Without the pictures, repeat the listing character for character.

[Collected data entries]

· · · · · · ·

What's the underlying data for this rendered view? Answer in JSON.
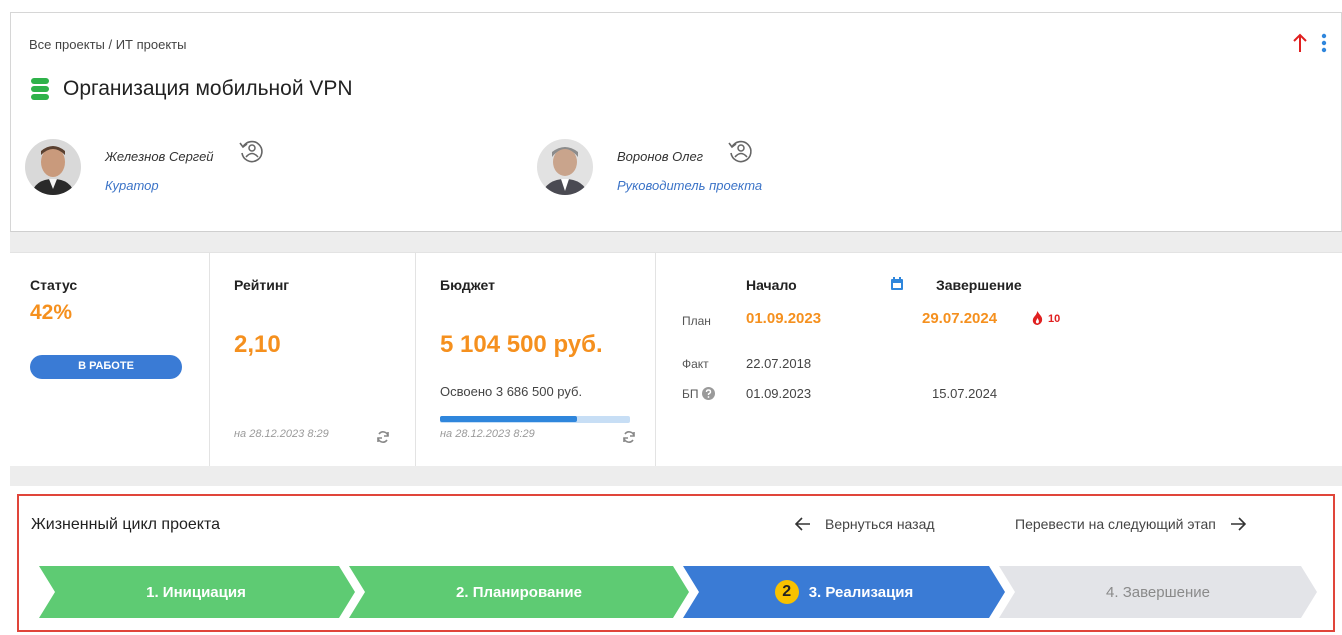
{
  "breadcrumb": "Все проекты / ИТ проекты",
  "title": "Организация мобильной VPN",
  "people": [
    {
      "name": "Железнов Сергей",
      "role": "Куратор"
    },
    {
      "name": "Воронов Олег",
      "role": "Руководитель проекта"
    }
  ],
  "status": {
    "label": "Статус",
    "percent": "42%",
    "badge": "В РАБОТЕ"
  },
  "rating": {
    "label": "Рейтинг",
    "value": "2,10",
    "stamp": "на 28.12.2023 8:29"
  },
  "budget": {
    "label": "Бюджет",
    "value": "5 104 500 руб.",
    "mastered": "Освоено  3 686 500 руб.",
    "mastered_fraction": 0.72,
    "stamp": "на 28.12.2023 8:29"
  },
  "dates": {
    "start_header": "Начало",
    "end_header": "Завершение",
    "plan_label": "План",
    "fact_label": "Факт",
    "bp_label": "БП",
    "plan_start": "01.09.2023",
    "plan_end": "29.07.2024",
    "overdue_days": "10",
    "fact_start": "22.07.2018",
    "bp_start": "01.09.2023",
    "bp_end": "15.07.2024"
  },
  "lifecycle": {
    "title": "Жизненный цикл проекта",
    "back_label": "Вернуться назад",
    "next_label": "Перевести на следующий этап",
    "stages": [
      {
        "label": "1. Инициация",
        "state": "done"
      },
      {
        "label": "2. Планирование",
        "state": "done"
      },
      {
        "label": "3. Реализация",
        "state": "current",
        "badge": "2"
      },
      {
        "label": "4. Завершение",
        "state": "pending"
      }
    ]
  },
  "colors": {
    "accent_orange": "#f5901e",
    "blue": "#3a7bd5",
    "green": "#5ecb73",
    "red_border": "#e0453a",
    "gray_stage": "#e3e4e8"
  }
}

· · · · · · ·

> **Solution to the exercise**:
What's the underlying data for this rendered view? Answer in JSON.
{
  "breadcrumb": "Все проекты / ИТ проекты",
  "title": "Организация мобильной VPN",
  "people": [
    {
      "name": "Железнов Сергей",
      "role": "Куратор"
    },
    {
      "name": "Воронов Олег",
      "role": "Руководитель проекта"
    }
  ],
  "status": {
    "label": "Статус",
    "percent": "42%",
    "badge": "В РАБОТЕ"
  },
  "rating": {
    "label": "Рейтинг",
    "value": "2,10",
    "stamp": "на 28.12.2023 8:29"
  },
  "budget": {
    "label": "Бюджет",
    "value": "5 104 500 руб.",
    "mastered": "Освоено  3 686 500 руб.",
    "mastered_fraction": 0.72,
    "stamp": "на 28.12.2023 8:29"
  },
  "dates": {
    "start_header": "Начало",
    "end_header": "Завершение",
    "plan_label": "План",
    "fact_label": "Факт",
    "bp_label": "БП",
    "plan_start": "01.09.2023",
    "plan_end": "29.07.2024",
    "overdue_days": "10",
    "fact_start": "22.07.2018",
    "bp_start": "01.09.2023",
    "bp_end": "15.07.2024"
  },
  "lifecycle": {
    "title": "Жизненный цикл проекта",
    "back_label": "Вернуться назад",
    "next_label": "Перевести на следующий этап",
    "stages": [
      {
        "label": "1. Инициация",
        "state": "done"
      },
      {
        "label": "2. Планирование",
        "state": "done"
      },
      {
        "label": "3. Реализация",
        "state": "current",
        "badge": "2"
      },
      {
        "label": "4. Завершение",
        "state": "pending"
      }
    ]
  },
  "colors": {
    "accent_orange": "#f5901e",
    "blue": "#3a7bd5",
    "green": "#5ecb73",
    "red_border": "#e0453a",
    "gray_stage": "#e3e4e8"
  }
}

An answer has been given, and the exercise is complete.